▼
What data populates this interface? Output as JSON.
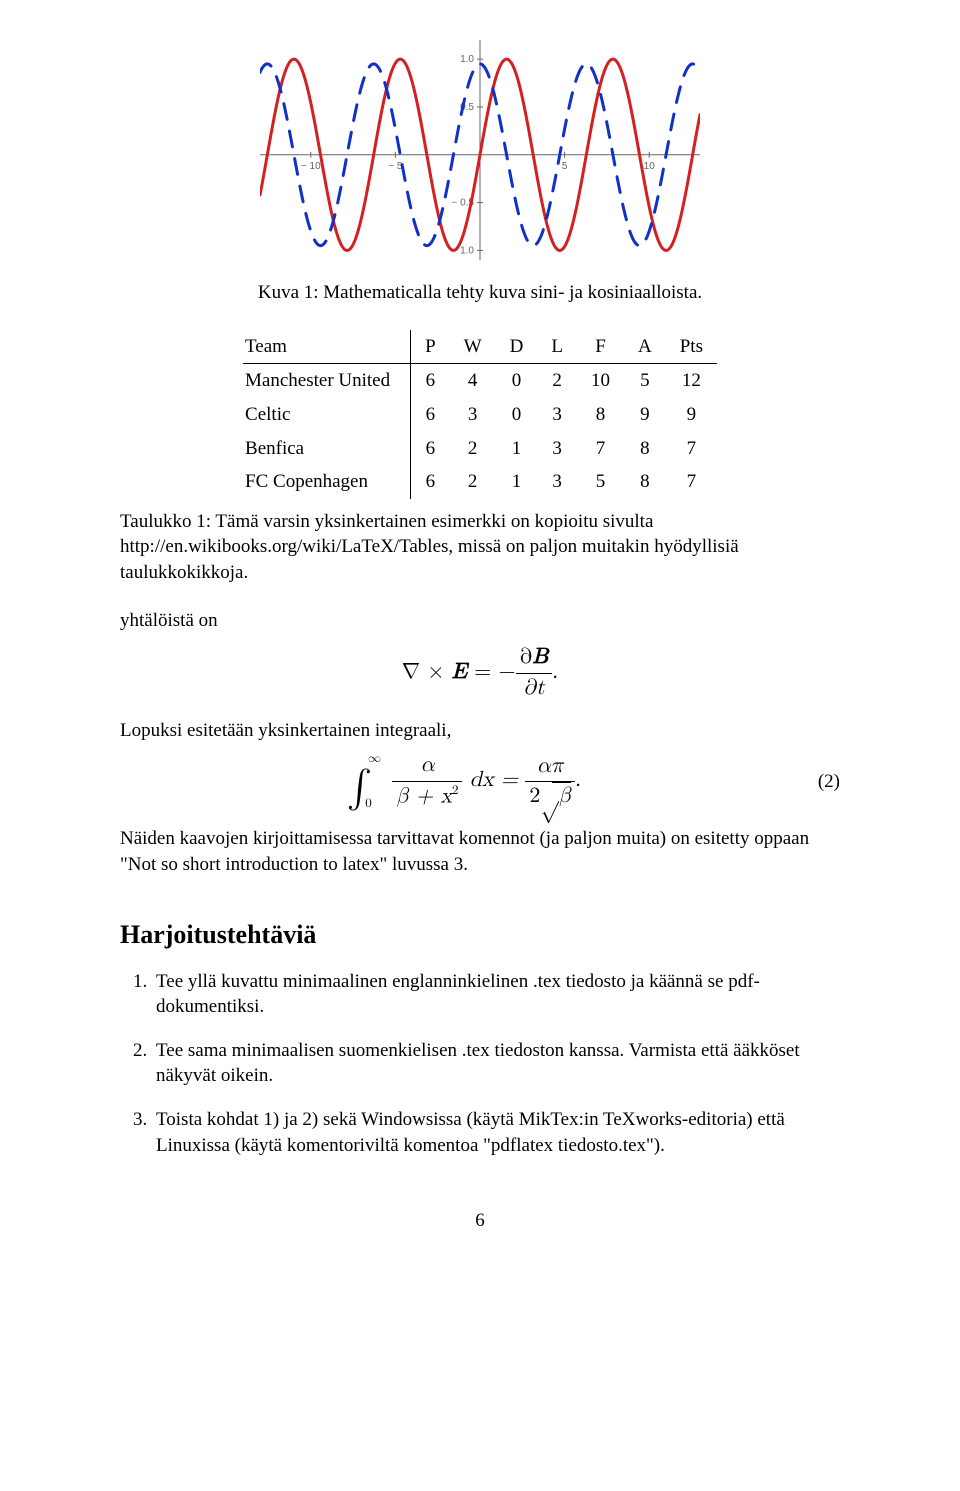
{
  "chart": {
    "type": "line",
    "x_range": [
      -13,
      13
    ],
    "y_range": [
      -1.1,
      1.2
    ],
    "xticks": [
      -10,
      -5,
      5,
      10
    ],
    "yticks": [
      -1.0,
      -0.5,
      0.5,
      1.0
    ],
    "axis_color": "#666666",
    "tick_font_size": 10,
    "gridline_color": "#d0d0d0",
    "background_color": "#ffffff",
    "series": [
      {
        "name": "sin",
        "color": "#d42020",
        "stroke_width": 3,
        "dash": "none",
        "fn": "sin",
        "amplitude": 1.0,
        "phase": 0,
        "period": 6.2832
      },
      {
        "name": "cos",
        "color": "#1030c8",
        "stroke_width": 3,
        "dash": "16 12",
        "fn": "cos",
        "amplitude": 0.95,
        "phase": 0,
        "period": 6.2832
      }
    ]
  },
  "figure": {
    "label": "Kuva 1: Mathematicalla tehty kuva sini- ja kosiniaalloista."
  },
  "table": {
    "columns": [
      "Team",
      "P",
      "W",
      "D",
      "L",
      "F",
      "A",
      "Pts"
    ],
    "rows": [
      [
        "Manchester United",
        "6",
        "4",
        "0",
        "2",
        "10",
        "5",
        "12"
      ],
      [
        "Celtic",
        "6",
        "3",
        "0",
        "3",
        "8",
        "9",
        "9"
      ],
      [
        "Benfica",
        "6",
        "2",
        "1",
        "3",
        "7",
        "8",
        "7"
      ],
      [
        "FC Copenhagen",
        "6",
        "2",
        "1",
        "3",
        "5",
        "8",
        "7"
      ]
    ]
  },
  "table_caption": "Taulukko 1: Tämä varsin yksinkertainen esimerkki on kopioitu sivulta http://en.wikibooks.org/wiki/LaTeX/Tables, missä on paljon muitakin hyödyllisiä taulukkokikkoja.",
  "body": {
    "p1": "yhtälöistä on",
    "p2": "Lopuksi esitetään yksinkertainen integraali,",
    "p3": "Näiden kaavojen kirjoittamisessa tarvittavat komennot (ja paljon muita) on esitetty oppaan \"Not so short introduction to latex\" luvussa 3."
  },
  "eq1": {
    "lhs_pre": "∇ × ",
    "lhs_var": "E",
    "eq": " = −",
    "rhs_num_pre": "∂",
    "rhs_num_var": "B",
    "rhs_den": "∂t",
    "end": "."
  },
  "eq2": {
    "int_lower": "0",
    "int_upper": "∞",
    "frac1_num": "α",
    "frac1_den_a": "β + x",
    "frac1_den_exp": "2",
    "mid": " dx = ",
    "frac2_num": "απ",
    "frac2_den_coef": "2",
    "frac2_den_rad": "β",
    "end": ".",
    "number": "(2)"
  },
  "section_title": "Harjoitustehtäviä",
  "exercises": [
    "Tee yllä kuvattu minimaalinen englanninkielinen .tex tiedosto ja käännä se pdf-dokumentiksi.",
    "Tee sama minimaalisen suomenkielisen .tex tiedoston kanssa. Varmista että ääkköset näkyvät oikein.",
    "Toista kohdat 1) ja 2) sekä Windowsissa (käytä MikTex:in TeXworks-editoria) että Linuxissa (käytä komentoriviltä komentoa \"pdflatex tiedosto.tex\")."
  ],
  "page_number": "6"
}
▲
What is needed:
Transcribe the records word for word and include no pictures.

Finished exercise:
What data populates this interface? Output as JSON.
{
  "chart": {
    "type": "line",
    "x_range": [
      -13,
      13
    ],
    "y_range": [
      -1.1,
      1.2
    ],
    "xticks": [
      -10,
      -5,
      5,
      10
    ],
    "yticks": [
      -1.0,
      -0.5,
      0.5,
      1.0
    ],
    "axis_color": "#666666",
    "tick_font_size": 10,
    "gridline_color": "#d0d0d0",
    "background_color": "#ffffff",
    "series": [
      {
        "name": "sin",
        "color": "#d42020",
        "stroke_width": 3,
        "dash": "none",
        "fn": "sin",
        "amplitude": 1.0,
        "phase": 0,
        "period": 6.2832
      },
      {
        "name": "cos",
        "color": "#1030c8",
        "stroke_width": 3,
        "dash": "16 12",
        "fn": "cos",
        "amplitude": 0.95,
        "phase": 0,
        "period": 6.2832
      }
    ]
  },
  "figure": {
    "label": "Kuva 1: Mathematicalla tehty kuva sini- ja kosiniaalloista."
  },
  "table": {
    "columns": [
      "Team",
      "P",
      "W",
      "D",
      "L",
      "F",
      "A",
      "Pts"
    ],
    "rows": [
      [
        "Manchester United",
        "6",
        "4",
        "0",
        "2",
        "10",
        "5",
        "12"
      ],
      [
        "Celtic",
        "6",
        "3",
        "0",
        "3",
        "8",
        "9",
        "9"
      ],
      [
        "Benfica",
        "6",
        "2",
        "1",
        "3",
        "7",
        "8",
        "7"
      ],
      [
        "FC Copenhagen",
        "6",
        "2",
        "1",
        "3",
        "5",
        "8",
        "7"
      ]
    ]
  },
  "table_caption": "Taulukko 1: Tämä varsin yksinkertainen esimerkki on kopioitu sivulta http://en.wikibooks.org/wiki/LaTeX/Tables, missä on paljon muitakin hyödyllisiä taulukkokikkoja.",
  "body": {
    "p1": "yhtälöistä on",
    "p2": "Lopuksi esitetään yksinkertainen integraali,",
    "p3": "Näiden kaavojen kirjoittamisessa tarvittavat komennot (ja paljon muita) on esitetty oppaan \"Not so short introduction to latex\" luvussa 3."
  },
  "eq1": {
    "lhs_pre": "∇ × ",
    "lhs_var": "E",
    "eq": " = −",
    "rhs_num_pre": "∂",
    "rhs_num_var": "B",
    "rhs_den": "∂t",
    "end": "."
  },
  "eq2": {
    "int_lower": "0",
    "int_upper": "∞",
    "frac1_num": "α",
    "frac1_den_a": "β + x",
    "frac1_den_exp": "2",
    "mid": " dx = ",
    "frac2_num": "απ",
    "frac2_den_coef": "2",
    "frac2_den_rad": "β",
    "end": ".",
    "number": "(2)"
  },
  "section_title": "Harjoitustehtäviä",
  "exercises": [
    "Tee yllä kuvattu minimaalinen englanninkielinen .tex tiedosto ja käännä se pdf-dokumentiksi.",
    "Tee sama minimaalisen suomenkielisen .tex tiedoston kanssa. Varmista että ääkköset näkyvät oikein.",
    "Toista kohdat 1) ja 2) sekä Windowsissa (käytä MikTex:in TeXworks-editoria) että Linuxissa (käytä komentoriviltä komentoa \"pdflatex tiedosto.tex\")."
  ],
  "page_number": "6"
}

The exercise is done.